<<<<

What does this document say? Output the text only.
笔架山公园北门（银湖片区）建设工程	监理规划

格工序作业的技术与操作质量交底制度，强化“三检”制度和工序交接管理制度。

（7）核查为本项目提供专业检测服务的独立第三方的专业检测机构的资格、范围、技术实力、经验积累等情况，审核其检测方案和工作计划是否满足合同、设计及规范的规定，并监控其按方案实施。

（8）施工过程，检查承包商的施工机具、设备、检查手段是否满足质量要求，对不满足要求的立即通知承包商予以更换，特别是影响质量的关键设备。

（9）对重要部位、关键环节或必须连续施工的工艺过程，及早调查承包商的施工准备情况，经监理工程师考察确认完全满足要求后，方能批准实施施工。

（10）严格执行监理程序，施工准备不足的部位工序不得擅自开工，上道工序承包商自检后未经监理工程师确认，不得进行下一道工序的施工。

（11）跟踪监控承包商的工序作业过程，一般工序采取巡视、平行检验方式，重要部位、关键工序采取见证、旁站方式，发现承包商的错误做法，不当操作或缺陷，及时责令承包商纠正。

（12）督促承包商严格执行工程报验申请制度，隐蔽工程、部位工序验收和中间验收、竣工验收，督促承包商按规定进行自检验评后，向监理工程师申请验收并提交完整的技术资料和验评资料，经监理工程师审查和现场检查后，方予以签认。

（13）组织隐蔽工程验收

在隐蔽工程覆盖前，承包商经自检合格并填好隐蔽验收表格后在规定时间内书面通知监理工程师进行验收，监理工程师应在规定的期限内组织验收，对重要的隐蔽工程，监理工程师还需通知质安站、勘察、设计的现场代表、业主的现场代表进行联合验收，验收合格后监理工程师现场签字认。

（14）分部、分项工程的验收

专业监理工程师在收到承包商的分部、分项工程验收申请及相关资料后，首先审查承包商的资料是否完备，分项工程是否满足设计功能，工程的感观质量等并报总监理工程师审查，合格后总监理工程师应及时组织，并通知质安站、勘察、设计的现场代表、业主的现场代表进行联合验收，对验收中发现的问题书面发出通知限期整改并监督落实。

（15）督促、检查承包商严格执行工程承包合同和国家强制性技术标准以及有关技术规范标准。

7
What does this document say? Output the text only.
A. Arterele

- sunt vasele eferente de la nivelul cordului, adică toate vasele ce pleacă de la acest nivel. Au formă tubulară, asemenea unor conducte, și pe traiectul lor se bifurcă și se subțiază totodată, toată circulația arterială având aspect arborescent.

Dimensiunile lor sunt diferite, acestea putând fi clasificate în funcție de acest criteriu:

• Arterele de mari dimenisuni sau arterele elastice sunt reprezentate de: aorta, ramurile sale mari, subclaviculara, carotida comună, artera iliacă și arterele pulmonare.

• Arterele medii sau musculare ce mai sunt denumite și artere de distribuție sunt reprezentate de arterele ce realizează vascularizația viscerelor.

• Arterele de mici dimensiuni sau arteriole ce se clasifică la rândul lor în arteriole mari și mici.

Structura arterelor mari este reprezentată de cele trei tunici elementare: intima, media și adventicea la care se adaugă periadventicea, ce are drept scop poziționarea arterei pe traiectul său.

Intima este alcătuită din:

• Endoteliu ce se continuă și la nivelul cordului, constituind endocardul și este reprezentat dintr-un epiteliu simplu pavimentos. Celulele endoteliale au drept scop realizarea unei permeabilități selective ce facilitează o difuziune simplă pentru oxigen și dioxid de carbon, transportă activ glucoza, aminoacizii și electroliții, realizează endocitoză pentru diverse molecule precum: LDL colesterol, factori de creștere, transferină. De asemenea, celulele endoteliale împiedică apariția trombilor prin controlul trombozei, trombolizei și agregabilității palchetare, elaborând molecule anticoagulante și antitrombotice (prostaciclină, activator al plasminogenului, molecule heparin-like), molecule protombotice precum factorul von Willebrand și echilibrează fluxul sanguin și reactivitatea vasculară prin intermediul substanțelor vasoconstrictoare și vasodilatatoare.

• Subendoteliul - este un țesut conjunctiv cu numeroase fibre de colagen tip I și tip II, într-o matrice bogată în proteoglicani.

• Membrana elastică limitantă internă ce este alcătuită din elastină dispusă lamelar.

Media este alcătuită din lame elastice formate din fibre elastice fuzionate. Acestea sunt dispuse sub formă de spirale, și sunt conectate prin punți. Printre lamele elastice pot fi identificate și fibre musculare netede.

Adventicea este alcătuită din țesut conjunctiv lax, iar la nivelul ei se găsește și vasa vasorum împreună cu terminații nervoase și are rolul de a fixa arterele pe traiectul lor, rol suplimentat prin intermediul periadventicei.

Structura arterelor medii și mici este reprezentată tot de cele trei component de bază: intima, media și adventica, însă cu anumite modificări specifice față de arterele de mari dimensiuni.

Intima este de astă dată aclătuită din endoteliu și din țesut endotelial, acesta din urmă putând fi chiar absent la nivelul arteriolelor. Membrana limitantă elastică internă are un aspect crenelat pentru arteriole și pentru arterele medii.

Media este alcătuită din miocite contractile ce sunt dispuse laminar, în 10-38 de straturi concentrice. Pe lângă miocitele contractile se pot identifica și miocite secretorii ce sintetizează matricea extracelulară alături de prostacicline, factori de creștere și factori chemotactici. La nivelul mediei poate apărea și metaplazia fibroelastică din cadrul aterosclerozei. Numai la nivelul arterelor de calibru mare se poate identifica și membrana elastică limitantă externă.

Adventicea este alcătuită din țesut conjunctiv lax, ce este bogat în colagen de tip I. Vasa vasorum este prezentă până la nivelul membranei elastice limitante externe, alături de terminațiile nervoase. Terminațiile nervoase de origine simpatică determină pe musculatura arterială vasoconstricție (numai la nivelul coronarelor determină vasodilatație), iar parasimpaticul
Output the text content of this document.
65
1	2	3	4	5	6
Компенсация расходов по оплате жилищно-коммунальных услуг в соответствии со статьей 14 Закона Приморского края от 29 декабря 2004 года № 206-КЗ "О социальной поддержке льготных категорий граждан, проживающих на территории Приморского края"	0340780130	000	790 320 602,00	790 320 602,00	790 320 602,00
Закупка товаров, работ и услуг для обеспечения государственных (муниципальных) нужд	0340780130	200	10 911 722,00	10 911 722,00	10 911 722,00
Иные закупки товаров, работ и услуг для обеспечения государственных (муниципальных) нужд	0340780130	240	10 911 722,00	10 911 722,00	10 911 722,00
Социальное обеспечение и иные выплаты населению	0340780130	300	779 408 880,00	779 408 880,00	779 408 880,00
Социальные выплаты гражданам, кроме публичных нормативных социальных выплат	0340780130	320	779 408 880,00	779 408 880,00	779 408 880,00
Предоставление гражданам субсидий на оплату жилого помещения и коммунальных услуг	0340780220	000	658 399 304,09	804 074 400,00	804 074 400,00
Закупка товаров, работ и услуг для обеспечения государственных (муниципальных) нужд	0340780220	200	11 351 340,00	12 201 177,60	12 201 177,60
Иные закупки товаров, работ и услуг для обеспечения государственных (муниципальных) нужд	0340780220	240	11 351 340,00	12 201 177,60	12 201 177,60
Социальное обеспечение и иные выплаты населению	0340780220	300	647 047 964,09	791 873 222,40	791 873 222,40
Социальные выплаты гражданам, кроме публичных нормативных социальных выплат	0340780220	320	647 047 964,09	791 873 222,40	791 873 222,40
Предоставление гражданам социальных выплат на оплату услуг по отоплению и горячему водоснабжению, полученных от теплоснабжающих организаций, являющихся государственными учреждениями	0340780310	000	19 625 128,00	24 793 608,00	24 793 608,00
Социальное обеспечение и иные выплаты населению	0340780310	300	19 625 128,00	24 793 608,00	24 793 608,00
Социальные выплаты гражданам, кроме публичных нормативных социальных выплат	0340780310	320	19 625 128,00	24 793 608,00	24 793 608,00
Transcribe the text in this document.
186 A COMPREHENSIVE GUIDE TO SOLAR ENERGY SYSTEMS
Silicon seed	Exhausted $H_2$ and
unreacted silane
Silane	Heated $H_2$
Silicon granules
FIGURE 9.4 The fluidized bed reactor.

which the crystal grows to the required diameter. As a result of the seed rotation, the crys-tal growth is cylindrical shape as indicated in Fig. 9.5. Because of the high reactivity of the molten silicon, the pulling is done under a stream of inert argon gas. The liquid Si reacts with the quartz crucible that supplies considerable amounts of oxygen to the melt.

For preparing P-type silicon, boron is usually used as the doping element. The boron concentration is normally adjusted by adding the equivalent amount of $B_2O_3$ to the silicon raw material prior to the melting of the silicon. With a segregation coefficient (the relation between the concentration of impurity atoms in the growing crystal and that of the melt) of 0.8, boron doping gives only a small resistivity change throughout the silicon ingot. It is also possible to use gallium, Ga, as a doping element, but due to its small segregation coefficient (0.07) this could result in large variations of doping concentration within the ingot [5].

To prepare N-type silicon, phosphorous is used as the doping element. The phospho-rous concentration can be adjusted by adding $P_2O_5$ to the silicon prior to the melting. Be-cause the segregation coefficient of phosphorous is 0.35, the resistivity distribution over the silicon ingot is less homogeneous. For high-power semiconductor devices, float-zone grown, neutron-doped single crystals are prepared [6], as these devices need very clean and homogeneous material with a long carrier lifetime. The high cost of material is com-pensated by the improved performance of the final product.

>>>>

▸ Your instructions: In the records above, locate every line with the string "reprezentate" and copy it.

▸ Exercise result:
• Arterele de mari dimenisuni sau arterele elastice sunt reprezentate de: aorta, ramurile sale mari, subclaviculara, carotida comună, artera iliacă și arterele pulmonare.
• Arterele medii sau musculare ce mai sunt denumite și artere de distribuție sunt reprezentate de arterele ce realizează vascularizația viscerelor.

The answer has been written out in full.